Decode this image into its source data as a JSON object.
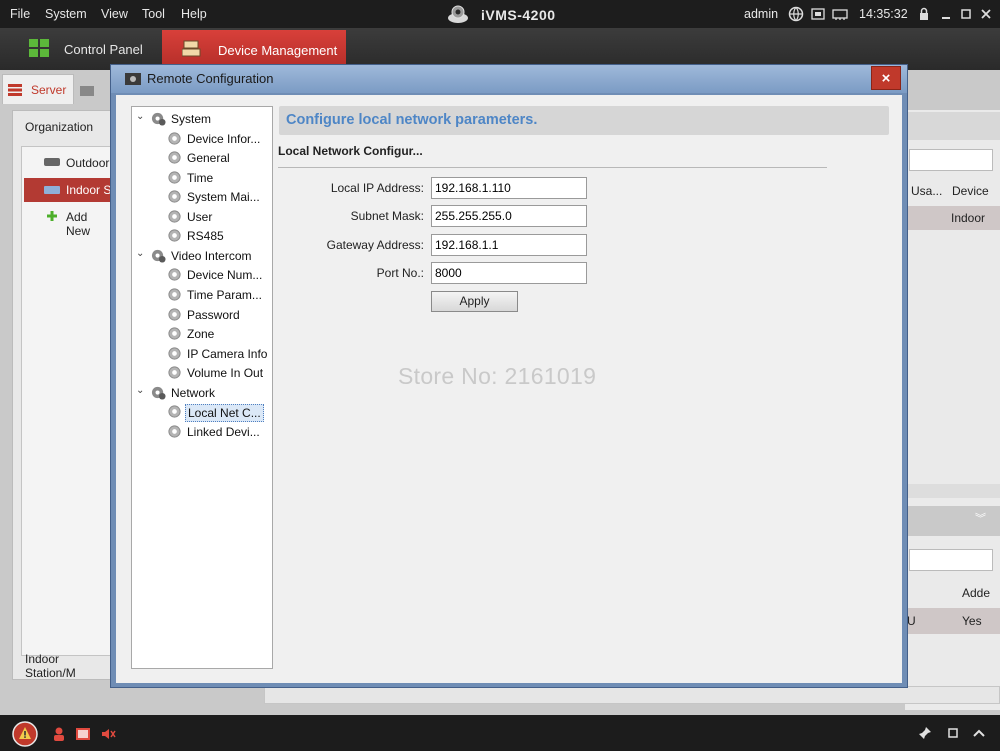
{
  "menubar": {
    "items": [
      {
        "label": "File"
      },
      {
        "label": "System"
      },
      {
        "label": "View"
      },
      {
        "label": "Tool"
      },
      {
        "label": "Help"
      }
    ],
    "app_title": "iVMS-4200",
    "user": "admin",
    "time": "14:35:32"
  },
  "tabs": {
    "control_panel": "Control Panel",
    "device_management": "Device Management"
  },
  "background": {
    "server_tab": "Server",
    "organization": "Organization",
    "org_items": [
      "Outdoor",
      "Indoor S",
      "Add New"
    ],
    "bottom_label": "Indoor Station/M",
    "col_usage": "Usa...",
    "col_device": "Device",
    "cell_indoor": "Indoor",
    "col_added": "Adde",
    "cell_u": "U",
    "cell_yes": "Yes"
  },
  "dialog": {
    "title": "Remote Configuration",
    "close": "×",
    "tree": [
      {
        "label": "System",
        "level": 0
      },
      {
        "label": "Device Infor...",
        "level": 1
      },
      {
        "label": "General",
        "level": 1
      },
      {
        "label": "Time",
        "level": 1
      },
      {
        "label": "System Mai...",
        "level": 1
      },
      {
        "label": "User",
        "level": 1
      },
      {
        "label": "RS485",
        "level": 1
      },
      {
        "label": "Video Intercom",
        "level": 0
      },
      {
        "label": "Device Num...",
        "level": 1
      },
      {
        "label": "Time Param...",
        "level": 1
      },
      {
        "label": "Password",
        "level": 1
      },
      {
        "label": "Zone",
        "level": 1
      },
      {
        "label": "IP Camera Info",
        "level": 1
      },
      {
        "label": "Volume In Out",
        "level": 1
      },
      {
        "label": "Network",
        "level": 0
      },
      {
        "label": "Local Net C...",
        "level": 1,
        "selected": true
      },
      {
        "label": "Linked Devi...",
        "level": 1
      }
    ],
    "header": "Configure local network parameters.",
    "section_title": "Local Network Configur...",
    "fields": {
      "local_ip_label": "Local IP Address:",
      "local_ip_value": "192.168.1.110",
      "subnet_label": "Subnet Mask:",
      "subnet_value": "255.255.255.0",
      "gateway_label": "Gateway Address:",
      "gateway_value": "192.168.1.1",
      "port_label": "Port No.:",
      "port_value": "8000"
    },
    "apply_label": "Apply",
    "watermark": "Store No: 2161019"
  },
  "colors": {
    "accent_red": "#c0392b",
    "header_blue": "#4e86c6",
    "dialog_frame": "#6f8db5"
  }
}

# # # #

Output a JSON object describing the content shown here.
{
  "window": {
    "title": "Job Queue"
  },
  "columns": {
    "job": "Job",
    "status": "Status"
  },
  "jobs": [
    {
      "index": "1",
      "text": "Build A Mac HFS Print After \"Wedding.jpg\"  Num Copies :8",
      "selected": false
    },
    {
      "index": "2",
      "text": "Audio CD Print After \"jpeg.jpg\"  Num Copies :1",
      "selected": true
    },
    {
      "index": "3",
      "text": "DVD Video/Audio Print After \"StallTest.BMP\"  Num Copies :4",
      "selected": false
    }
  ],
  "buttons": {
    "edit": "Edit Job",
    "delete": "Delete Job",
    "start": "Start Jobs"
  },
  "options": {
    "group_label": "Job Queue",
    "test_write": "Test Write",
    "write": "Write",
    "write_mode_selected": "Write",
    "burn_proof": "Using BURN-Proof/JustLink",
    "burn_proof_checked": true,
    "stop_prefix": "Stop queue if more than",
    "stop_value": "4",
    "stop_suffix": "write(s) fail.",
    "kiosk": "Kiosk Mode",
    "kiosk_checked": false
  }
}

# # # #

Show the lines where the word "Copies" appears in the entries.

      "text": "Build A Mac HFS Print After \"Wedding.jpg\"  Num Copies :8",
      "text": "Audio CD Print After \"jpeg.jpg\"  Num Copies :1",
      "text": "DVD Video/Audio Print After \"StallTest.BMP\"  Num Copies :4",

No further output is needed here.